▶ [RECORD SET]:
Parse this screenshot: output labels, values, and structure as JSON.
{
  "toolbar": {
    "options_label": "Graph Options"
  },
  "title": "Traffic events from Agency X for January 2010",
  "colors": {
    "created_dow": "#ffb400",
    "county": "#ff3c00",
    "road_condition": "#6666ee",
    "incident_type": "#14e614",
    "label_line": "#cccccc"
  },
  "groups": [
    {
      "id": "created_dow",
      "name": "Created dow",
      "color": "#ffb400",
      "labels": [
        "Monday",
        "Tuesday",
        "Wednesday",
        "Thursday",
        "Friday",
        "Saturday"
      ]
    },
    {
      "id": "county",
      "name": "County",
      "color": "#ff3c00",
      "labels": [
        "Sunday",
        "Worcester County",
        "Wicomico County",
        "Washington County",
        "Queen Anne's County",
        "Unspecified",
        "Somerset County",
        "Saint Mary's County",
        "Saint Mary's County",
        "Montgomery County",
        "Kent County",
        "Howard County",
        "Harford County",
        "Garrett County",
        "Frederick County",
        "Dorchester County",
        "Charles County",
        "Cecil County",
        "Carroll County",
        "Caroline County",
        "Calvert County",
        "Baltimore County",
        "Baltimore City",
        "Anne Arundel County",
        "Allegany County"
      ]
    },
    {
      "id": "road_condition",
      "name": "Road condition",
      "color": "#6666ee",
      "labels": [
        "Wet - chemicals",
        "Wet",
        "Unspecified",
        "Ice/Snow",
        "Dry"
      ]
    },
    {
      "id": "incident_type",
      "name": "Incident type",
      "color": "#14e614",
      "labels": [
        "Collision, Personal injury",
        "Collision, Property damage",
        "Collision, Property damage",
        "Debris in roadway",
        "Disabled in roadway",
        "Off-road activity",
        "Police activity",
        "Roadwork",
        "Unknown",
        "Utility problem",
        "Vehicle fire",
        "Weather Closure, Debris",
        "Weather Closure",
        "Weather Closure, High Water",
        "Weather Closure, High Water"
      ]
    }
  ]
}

==

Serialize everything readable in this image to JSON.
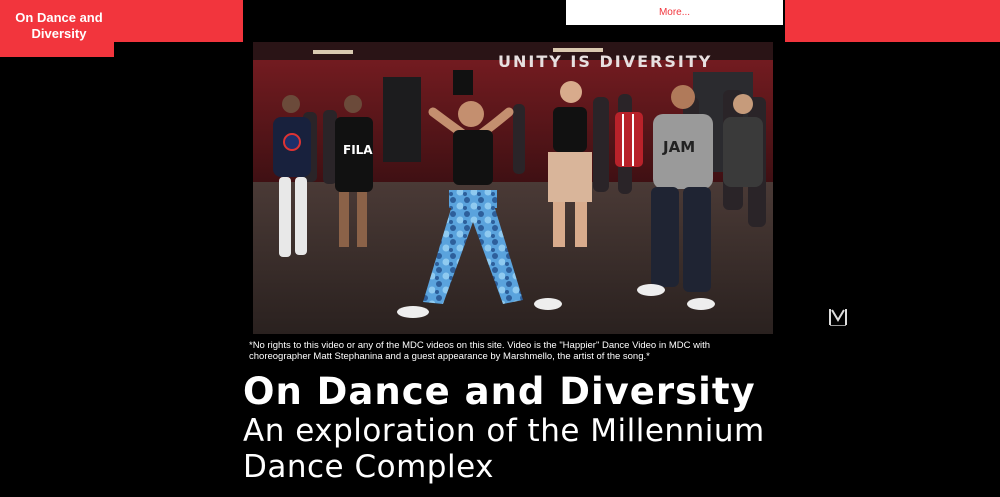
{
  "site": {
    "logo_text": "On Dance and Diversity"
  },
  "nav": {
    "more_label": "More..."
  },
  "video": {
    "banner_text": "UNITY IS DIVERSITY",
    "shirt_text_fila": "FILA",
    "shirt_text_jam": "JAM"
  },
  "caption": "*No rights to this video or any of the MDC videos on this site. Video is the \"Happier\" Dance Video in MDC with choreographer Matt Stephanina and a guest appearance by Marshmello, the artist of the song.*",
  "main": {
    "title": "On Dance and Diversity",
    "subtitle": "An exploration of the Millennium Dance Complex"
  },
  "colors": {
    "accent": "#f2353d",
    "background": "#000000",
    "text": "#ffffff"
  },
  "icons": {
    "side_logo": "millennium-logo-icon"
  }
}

▶ [STATED GOAL]:
Give only the number of lines in the material above where the string "name" appears.

▶ [TASK OUTPUT]:
4